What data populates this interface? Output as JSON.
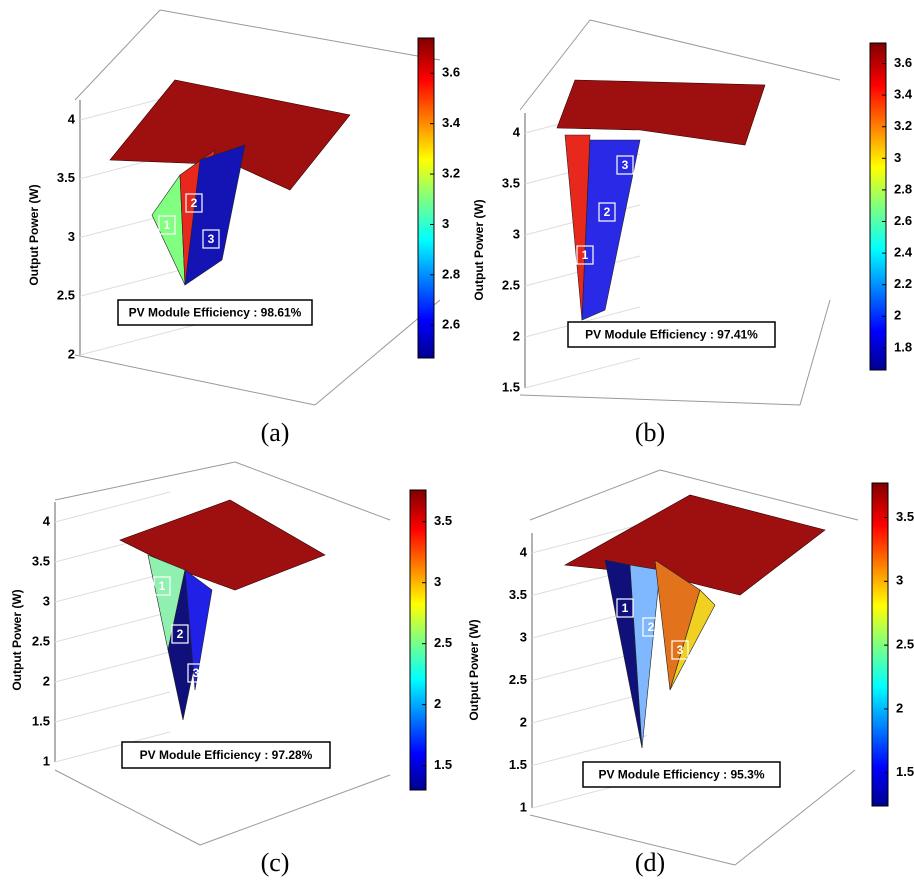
{
  "chart_data": [
    {
      "type": "surface",
      "zlabel": "Output Power (W)",
      "zlim": [
        2,
        4
      ],
      "zticks": [
        2,
        2.5,
        3,
        3.5,
        4
      ],
      "clim": [
        2.47,
        3.74
      ],
      "cticks": [
        2.6,
        2.8,
        3,
        3.2,
        3.4,
        3.6
      ],
      "annotation": "PV Module Efficiency : 98.61%",
      "caption": "(a)",
      "markers": [
        "1",
        "2",
        "3"
      ]
    },
    {
      "type": "surface",
      "zlabel": "Output Power (W)",
      "zlim": [
        1.5,
        4
      ],
      "zticks": [
        1.5,
        2,
        2.5,
        3,
        3.5,
        4
      ],
      "clim": [
        1.66,
        3.73
      ],
      "cticks": [
        1.8,
        2,
        2.2,
        2.4,
        2.6,
        2.8,
        3,
        3.2,
        3.4,
        3.6
      ],
      "annotation": "PV Module Efficiency : 97.41%",
      "caption": "(b)",
      "markers": [
        "1",
        "2",
        "3"
      ]
    },
    {
      "type": "surface",
      "zlabel": "Output Power (W)",
      "zlim": [
        1,
        4
      ],
      "zticks": [
        1,
        1.5,
        2,
        2.5,
        3,
        3.5,
        4
      ],
      "clim": [
        1.3,
        3.76
      ],
      "cticks": [
        1.5,
        2,
        2.5,
        3,
        3.5
      ],
      "annotation": "PV Module Efficiency : 97.28%",
      "caption": "(c)",
      "markers": [
        "1",
        "2",
        "3"
      ]
    },
    {
      "type": "surface",
      "zlabel": "Output Power (W)",
      "zlim": [
        1,
        4
      ],
      "zticks": [
        1,
        1.5,
        2,
        2.5,
        3,
        3.5,
        4
      ],
      "clim": [
        1.24,
        3.77
      ],
      "cticks": [
        1.5,
        2,
        2.5,
        3,
        3.5
      ],
      "annotation": "PV Module Efficiency : 95.3%",
      "caption": "(d)",
      "markers": [
        "1",
        "2",
        "3"
      ]
    }
  ]
}
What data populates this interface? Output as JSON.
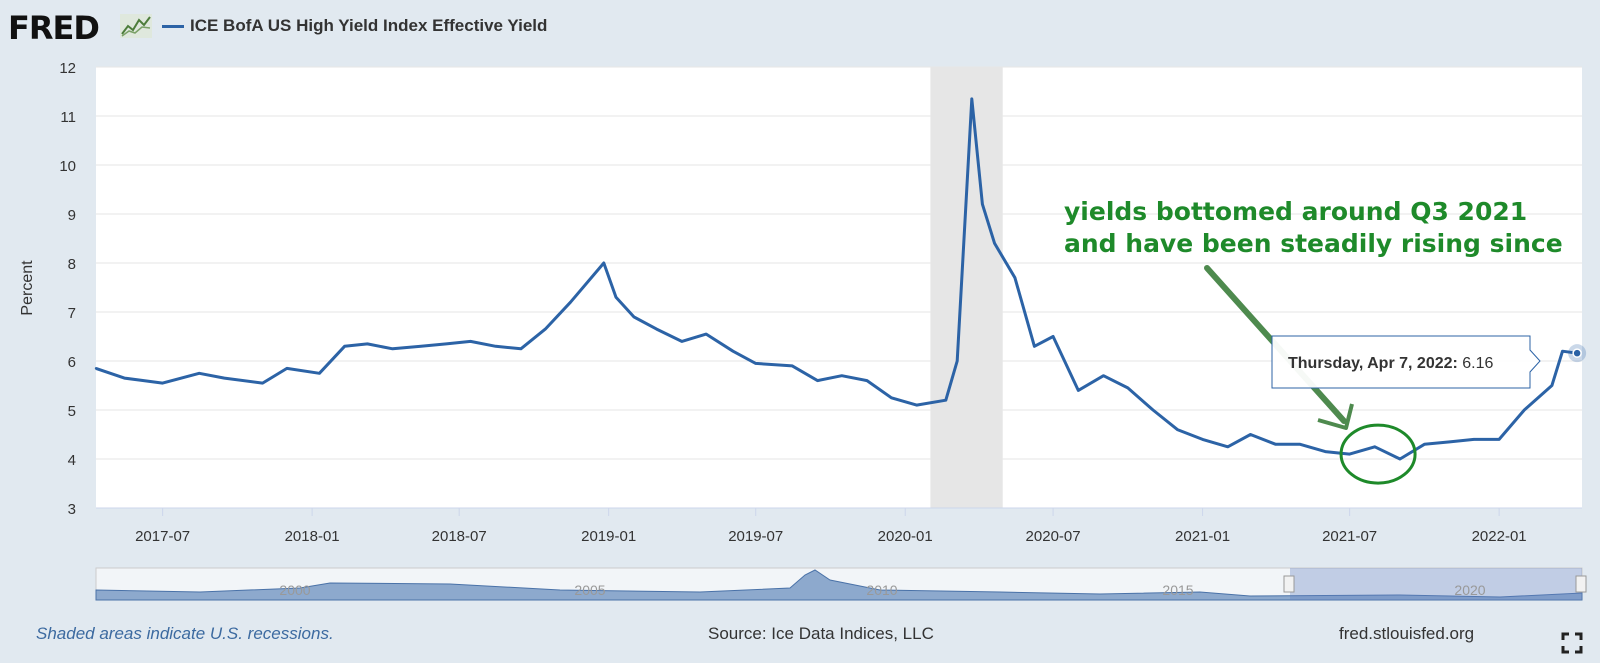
***
What the exercise asks: Lines of the material that contain the word "Module" are to be gathered.

Exercise result:
      "annotation": "PV Module Efficiency : 98.61%",
      "annotation": "PV Module Efficiency : 97.41%",
      "annotation": "PV Module Efficiency : 97.28%",
      "annotation": "PV Module Efficiency : 95.3%",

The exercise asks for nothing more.